## TASK TO COMPLETE
Return every line of the records below unchanged, leaving out the pictures.

## ITEMS
——————————

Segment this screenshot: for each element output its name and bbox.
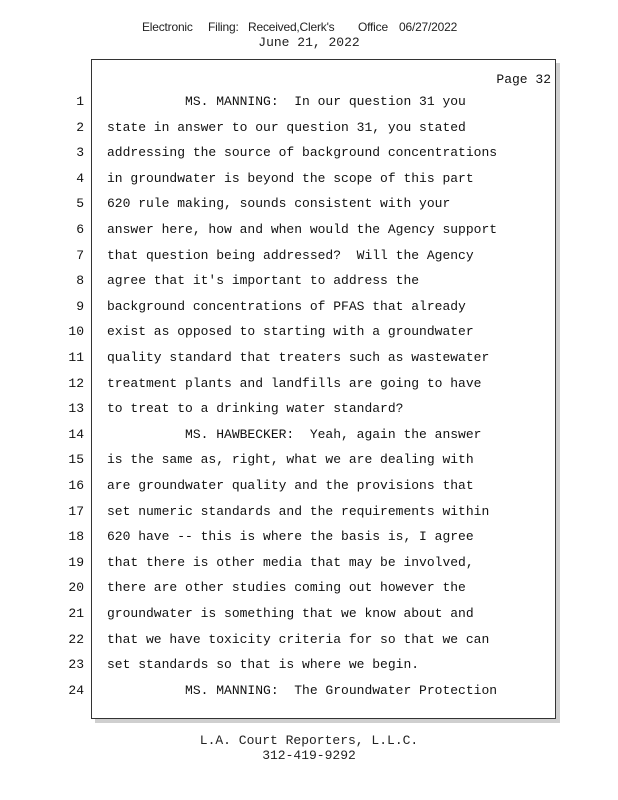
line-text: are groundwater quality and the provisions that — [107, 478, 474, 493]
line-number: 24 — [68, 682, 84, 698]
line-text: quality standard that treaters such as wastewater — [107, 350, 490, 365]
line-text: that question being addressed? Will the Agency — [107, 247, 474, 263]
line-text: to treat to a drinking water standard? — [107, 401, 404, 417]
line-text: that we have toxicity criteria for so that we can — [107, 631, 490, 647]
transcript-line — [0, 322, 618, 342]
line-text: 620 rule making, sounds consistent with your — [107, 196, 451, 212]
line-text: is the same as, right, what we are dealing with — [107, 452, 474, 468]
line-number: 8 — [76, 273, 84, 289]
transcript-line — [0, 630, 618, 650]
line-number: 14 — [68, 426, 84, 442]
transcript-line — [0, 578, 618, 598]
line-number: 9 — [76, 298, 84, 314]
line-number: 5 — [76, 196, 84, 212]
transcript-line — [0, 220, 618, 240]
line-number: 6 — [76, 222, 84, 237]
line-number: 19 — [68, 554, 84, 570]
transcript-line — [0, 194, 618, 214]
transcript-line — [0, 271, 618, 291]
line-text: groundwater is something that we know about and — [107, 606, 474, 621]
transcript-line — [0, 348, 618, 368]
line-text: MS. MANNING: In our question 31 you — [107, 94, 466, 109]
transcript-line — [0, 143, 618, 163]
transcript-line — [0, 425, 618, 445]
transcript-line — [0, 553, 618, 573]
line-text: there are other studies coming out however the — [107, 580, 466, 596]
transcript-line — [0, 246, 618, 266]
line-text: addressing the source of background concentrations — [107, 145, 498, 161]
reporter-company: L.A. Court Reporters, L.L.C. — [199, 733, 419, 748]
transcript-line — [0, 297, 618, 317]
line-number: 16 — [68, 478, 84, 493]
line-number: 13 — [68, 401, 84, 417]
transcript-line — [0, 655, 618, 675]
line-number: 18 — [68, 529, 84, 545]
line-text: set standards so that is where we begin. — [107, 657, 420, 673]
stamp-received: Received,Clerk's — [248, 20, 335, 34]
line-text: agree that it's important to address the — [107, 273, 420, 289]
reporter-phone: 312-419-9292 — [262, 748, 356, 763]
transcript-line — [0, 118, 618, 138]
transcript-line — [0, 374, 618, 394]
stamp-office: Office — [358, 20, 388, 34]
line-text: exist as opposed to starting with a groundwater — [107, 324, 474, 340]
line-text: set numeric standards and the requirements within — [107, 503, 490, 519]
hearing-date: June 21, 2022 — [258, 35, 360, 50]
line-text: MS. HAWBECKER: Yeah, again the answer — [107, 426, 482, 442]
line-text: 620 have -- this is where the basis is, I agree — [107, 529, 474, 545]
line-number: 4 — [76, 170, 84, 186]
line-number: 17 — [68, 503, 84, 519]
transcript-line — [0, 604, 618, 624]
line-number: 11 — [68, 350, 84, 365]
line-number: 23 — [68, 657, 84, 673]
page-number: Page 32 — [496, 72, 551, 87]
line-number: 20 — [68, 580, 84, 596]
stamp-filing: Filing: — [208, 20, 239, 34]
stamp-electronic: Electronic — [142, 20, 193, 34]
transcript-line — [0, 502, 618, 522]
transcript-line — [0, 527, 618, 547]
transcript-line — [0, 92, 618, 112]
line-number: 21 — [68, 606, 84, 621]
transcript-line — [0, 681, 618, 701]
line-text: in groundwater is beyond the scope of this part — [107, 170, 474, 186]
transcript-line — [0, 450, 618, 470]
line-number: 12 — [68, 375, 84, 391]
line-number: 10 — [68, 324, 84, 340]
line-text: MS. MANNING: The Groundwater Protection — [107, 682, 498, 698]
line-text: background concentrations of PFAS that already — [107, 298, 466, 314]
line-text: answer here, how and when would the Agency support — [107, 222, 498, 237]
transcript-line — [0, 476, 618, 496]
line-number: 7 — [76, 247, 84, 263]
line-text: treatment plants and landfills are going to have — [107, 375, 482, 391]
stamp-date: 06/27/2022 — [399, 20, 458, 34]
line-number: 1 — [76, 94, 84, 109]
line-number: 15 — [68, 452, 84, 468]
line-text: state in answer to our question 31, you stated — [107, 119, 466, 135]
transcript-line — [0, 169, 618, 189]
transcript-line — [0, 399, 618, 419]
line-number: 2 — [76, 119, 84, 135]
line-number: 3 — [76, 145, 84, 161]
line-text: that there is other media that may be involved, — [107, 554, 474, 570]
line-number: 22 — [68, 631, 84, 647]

——————————

## THE OUTPUT
Segment this screenshot: for each element output its name and bbox.
line-text: are groundwater quality and the provisions that — [107, 478, 474, 493]
line-number: 24 — [68, 682, 84, 698]
line-text: quality standard that treaters such as wastewater — [107, 350, 490, 365]
line-text: that question being addressed? Will the Agency — [107, 247, 474, 263]
line-text: to treat to a drinking water standard? — [107, 401, 404, 417]
line-text: that we have toxicity criteria for so that we can — [107, 631, 490, 647]
transcript-line — [0, 322, 618, 342]
line-text: 620 rule making, sounds consistent with your — [107, 196, 451, 212]
line-text: is the same as, right, what we are dealing with — [107, 452, 474, 468]
line-number: 8 — [76, 273, 84, 289]
transcript-line — [0, 630, 618, 650]
line-number: 14 — [68, 426, 84, 442]
transcript-line — [0, 578, 618, 598]
line-number: 9 — [76, 298, 84, 314]
line-number: 5 — [76, 196, 84, 212]
transcript-line — [0, 220, 618, 240]
line-number: 6 — [76, 222, 84, 237]
line-number: 19 — [68, 554, 84, 570]
transcript-line — [0, 194, 618, 214]
transcript-line — [0, 271, 618, 291]
line-text: groundwater is something that we know about and — [107, 606, 474, 621]
transcript-line — [0, 348, 618, 368]
line-text: MS. MANNING: In our question 31 you — [107, 94, 466, 109]
transcript-line — [0, 143, 618, 163]
transcript-line — [0, 425, 618, 445]
transcript-line — [0, 553, 618, 573]
line-text: there are other studies coming out however the — [107, 580, 466, 596]
transcript-line — [0, 246, 618, 266]
line-text: addressing the source of background concentrations — [107, 145, 498, 161]
reporter-company: L.A. Court Reporters, L.L.C. — [199, 733, 419, 748]
transcript-line — [0, 297, 618, 317]
line-number: 16 — [68, 478, 84, 493]
line-number: 13 — [68, 401, 84, 417]
transcript-line — [0, 655, 618, 675]
line-number: 18 — [68, 529, 84, 545]
line-text: set standards so that is where we begin. — [107, 657, 420, 673]
stamp-received: Received,Clerk's — [248, 20, 335, 34]
line-text: agree that it's important to address the — [107, 273, 420, 289]
reporter-phone: 312-419-9292 — [262, 748, 356, 763]
transcript-line — [0, 118, 618, 138]
transcript-line — [0, 374, 618, 394]
stamp-office: Office — [358, 20, 388, 34]
line-text: exist as opposed to starting with a groundwater — [107, 324, 474, 340]
line-text: set numeric standards and the requirements within — [107, 503, 490, 519]
hearing-date: June 21, 2022 — [258, 35, 360, 50]
line-text: MS. HAWBECKER: Yeah, again the answer — [107, 426, 482, 442]
line-text: 620 have -- this is where the basis is, I agree — [107, 529, 474, 545]
line-number: 4 — [76, 170, 84, 186]
line-number: 17 — [68, 503, 84, 519]
transcript-line — [0, 604, 618, 624]
line-number: 11 — [68, 350, 84, 365]
line-number: 23 — [68, 657, 84, 673]
page-number: Page 32 — [496, 72, 551, 87]
line-number: 20 — [68, 580, 84, 596]
stamp-filing: Filing: — [208, 20, 239, 34]
stamp-electronic: Electronic — [142, 20, 193, 34]
transcript-line — [0, 502, 618, 522]
transcript-line — [0, 527, 618, 547]
transcript-line — [0, 92, 618, 112]
line-number: 21 — [68, 606, 84, 621]
transcript-line — [0, 681, 618, 701]
line-text: in groundwater is beyond the scope of this part — [107, 170, 474, 186]
transcript-line — [0, 450, 618, 470]
line-number: 12 — [68, 375, 84, 391]
line-number: 10 — [68, 324, 84, 340]
line-text: MS. MANNING: The Groundwater Protection — [107, 682, 498, 698]
line-text: background concentrations of PFAS that already — [107, 298, 466, 314]
line-text: answer here, how and when would the Agency support — [107, 222, 498, 237]
transcript-line — [0, 476, 618, 496]
line-number: 7 — [76, 247, 84, 263]
line-text: treatment plants and landfills are going to have — [107, 375, 482, 391]
stamp-date: 06/27/2022 — [399, 20, 458, 34]
line-number: 1 — [76, 94, 84, 109]
line-number: 15 — [68, 452, 84, 468]
line-text: state in answer to our question 31, you stated — [107, 119, 466, 135]
transcript-line — [0, 169, 618, 189]
transcript-line — [0, 399, 618, 419]
line-number: 2 — [76, 119, 84, 135]
line-number: 3 — [76, 145, 84, 161]
line-text: that there is other media that may be involved, — [107, 554, 474, 570]
line-number: 22 — [68, 631, 84, 647]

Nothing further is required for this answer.